• [What you are asked to do]
Find each line holding "users" and copy it out.

** Begin Data supplied **

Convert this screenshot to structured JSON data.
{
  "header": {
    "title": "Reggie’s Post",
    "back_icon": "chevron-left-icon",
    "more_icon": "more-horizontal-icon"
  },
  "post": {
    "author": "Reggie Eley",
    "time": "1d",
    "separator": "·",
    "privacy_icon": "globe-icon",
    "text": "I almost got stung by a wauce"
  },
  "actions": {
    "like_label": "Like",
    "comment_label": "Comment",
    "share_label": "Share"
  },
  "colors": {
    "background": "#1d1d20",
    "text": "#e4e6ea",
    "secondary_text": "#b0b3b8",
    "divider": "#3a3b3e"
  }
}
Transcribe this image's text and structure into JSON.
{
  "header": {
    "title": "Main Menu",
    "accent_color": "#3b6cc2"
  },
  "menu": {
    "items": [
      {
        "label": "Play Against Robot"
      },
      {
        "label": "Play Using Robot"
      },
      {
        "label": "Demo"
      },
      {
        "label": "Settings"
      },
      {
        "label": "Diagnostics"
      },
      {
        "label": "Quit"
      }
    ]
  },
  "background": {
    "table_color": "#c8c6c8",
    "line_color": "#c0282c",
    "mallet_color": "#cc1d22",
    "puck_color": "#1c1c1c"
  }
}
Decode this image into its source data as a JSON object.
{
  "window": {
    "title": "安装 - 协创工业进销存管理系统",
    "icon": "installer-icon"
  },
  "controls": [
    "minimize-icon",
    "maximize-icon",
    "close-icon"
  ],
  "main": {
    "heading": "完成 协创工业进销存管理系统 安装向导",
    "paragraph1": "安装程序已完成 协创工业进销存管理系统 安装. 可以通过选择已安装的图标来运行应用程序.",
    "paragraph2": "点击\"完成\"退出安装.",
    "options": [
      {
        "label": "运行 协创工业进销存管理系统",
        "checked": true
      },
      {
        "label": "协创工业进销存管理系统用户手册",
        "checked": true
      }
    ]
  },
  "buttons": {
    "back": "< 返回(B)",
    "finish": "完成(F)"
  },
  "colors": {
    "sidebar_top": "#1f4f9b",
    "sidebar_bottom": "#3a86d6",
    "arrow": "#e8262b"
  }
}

** End Data supplied **
** Begin Data supplied **

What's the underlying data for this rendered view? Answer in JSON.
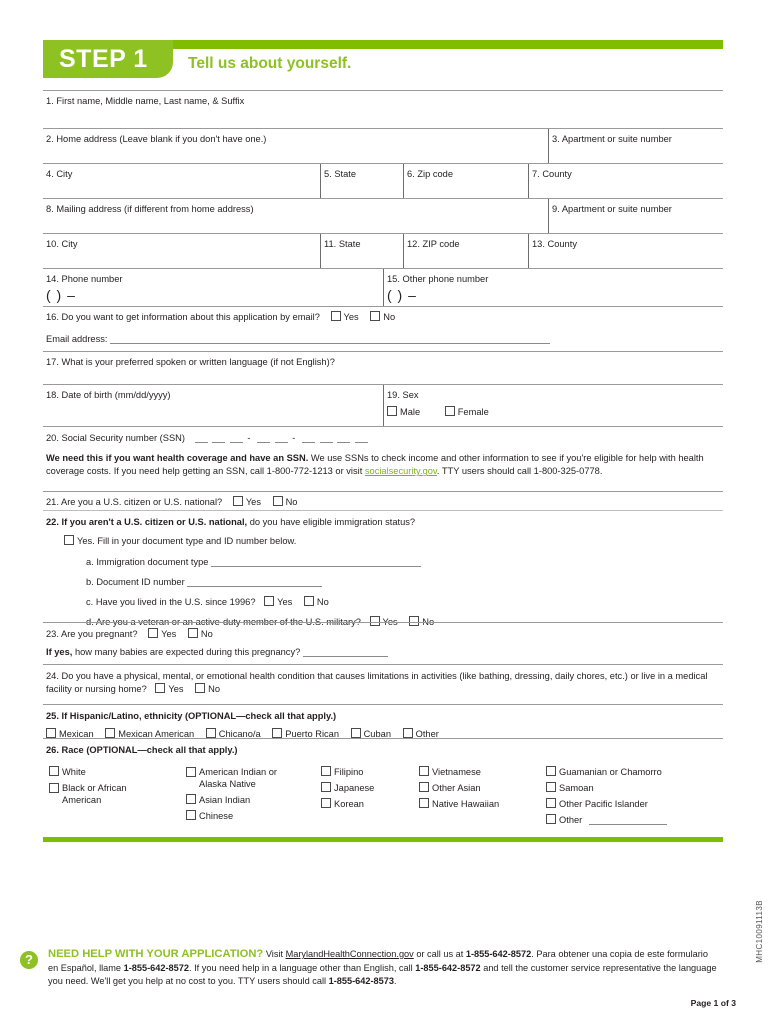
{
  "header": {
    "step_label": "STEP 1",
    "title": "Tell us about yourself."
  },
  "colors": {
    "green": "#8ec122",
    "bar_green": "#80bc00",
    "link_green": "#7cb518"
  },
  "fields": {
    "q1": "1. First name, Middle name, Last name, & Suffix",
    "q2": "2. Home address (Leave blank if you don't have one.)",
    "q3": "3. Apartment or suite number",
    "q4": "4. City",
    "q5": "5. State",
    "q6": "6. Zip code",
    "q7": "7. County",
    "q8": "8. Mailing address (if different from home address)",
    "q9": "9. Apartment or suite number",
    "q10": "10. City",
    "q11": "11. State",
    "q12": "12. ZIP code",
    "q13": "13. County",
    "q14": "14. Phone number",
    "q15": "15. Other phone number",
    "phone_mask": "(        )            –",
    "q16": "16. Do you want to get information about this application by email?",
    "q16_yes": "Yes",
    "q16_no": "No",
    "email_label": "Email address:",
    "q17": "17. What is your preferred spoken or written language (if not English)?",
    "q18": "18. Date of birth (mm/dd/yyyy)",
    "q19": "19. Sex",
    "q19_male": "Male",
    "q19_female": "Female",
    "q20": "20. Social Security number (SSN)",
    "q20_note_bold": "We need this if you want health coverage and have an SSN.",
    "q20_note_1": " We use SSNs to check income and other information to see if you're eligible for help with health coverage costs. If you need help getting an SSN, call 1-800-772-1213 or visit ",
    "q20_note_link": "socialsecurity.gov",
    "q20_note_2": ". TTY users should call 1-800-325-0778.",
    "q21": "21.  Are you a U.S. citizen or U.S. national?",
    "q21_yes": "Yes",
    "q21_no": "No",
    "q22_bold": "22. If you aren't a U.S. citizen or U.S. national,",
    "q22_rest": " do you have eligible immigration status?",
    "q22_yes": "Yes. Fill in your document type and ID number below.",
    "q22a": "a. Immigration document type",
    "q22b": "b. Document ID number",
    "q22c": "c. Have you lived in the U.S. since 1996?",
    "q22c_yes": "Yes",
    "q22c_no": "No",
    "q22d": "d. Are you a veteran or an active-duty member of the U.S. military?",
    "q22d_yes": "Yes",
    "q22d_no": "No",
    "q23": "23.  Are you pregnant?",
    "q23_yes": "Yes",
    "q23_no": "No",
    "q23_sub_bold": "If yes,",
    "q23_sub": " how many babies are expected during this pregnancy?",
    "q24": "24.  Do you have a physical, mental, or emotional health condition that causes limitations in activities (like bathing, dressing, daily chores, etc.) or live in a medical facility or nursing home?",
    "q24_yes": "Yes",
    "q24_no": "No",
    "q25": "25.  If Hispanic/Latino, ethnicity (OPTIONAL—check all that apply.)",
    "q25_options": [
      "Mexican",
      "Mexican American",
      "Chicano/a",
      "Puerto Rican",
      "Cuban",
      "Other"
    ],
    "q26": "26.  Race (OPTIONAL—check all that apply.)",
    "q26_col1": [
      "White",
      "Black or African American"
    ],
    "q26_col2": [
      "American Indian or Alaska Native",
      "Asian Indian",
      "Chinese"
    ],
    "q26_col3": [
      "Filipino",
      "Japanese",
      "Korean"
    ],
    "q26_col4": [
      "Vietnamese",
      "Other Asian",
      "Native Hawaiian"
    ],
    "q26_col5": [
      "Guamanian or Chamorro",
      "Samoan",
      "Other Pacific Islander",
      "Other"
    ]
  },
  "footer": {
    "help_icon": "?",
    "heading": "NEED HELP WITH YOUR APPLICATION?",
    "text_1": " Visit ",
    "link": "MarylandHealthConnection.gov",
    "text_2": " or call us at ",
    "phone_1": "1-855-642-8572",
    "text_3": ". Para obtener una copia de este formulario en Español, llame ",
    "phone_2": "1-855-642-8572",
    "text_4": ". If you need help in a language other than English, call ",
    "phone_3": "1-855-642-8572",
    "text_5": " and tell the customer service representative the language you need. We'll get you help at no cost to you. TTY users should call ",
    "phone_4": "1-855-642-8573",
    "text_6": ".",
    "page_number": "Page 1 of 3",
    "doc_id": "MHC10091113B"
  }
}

** End Data supplied **
** Begin Data supplied **

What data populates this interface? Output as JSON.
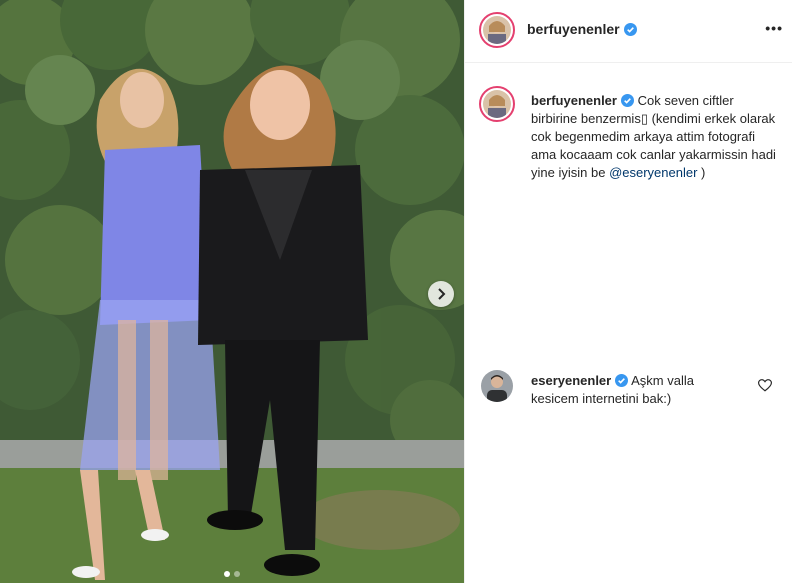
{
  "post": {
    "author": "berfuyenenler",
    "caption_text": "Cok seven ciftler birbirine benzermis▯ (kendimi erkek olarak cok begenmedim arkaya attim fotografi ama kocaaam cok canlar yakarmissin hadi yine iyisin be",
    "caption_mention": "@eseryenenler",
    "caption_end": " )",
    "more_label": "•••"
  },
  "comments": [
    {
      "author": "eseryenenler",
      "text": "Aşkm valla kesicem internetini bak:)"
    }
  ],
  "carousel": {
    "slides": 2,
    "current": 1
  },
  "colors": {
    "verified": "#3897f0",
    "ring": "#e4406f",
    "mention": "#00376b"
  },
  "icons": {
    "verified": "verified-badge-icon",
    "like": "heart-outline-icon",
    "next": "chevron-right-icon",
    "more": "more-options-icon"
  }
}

** End Data supplied **

• [Reply to the exercise]
    "q20_note_2": ". TTY users should call 1-800-325-0778.",
    "text_5": " and tell the customer service representative the language you need. We'll get you help at no cost to you. TTY users should call ",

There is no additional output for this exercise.